Exactly as written, quote every line that follows, skipping the images.

ITEMS:
=======
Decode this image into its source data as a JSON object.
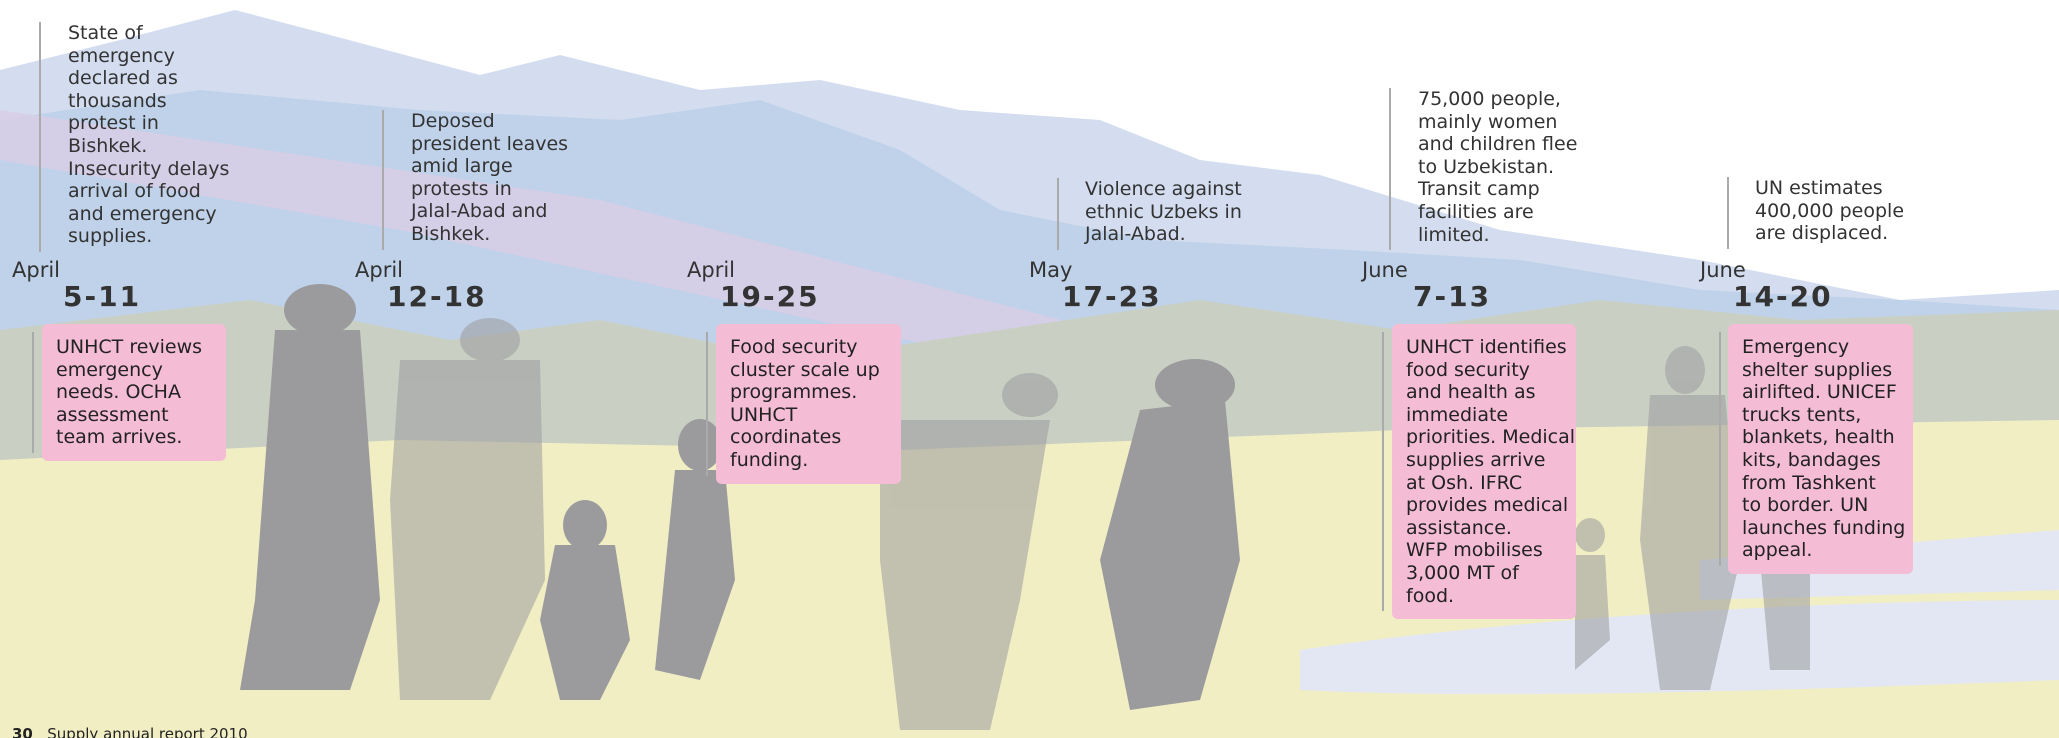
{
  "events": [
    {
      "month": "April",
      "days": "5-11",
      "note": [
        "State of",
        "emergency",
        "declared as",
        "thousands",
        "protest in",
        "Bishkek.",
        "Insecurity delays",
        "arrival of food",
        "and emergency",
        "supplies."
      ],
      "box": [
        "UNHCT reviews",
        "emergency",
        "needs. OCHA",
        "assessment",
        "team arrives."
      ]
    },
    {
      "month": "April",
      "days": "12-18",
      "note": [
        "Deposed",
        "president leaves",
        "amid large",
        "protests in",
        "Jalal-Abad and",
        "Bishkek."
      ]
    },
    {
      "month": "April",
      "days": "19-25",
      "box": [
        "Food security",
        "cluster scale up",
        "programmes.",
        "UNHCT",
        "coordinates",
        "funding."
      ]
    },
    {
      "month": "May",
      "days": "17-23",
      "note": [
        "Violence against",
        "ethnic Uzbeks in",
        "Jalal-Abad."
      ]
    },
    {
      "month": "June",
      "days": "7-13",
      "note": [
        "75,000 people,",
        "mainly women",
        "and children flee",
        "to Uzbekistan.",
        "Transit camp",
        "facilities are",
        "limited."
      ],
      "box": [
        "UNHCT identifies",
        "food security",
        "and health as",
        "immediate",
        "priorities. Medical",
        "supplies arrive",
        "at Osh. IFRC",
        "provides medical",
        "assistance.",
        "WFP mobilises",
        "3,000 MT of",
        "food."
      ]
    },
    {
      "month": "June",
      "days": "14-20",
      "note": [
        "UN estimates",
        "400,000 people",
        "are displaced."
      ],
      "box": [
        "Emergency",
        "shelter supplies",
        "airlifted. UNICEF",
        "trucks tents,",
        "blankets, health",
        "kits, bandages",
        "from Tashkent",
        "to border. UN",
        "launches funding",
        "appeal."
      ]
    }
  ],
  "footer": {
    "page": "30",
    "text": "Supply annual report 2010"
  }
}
=======
SOLUTION:
Decode this image into its source data as a JSON object.
{
  "events": [
    {
      "month": "April",
      "days": "5-11",
      "note": [
        "State of",
        "emergency",
        "declared as",
        "thousands",
        "protest in",
        "Bishkek.",
        "Insecurity delays",
        "arrival of food",
        "and emergency",
        "supplies."
      ],
      "box": [
        "UNHCT reviews",
        "emergency",
        "needs. OCHA",
        "assessment",
        "team arrives."
      ]
    },
    {
      "month": "April",
      "days": "12-18",
      "note": [
        "Deposed",
        "president leaves",
        "amid large",
        "protests in",
        "Jalal-Abad and",
        "Bishkek."
      ]
    },
    {
      "month": "April",
      "days": "19-25",
      "box": [
        "Food security",
        "cluster scale up",
        "programmes.",
        "UNHCT",
        "coordinates",
        "funding."
      ]
    },
    {
      "month": "May",
      "days": "17-23",
      "note": [
        "Violence against",
        "ethnic Uzbeks in",
        "Jalal-Abad."
      ]
    },
    {
      "month": "June",
      "days": "7-13",
      "note": [
        "75,000 people,",
        "mainly women",
        "and children flee",
        "to Uzbekistan.",
        "Transit camp",
        "facilities are",
        "limited."
      ],
      "box": [
        "UNHCT identifies",
        "food security",
        "and health as",
        "immediate",
        "priorities. Medical",
        "supplies arrive",
        "at Osh. IFRC",
        "provides medical",
        "assistance.",
        "WFP mobilises",
        "3,000 MT of",
        "food."
      ]
    },
    {
      "month": "June",
      "days": "14-20",
      "note": [
        "UN estimates",
        "400,000 people",
        "are displaced."
      ],
      "box": [
        "Emergency",
        "shelter supplies",
        "airlifted. UNICEF",
        "trucks tents,",
        "blankets, health",
        "kits, bandages",
        "from Tashkent",
        "to border. UN",
        "launches funding",
        "appeal."
      ]
    }
  ],
  "footer": {
    "page": "30",
    "text": "Supply annual report 2010"
  }
}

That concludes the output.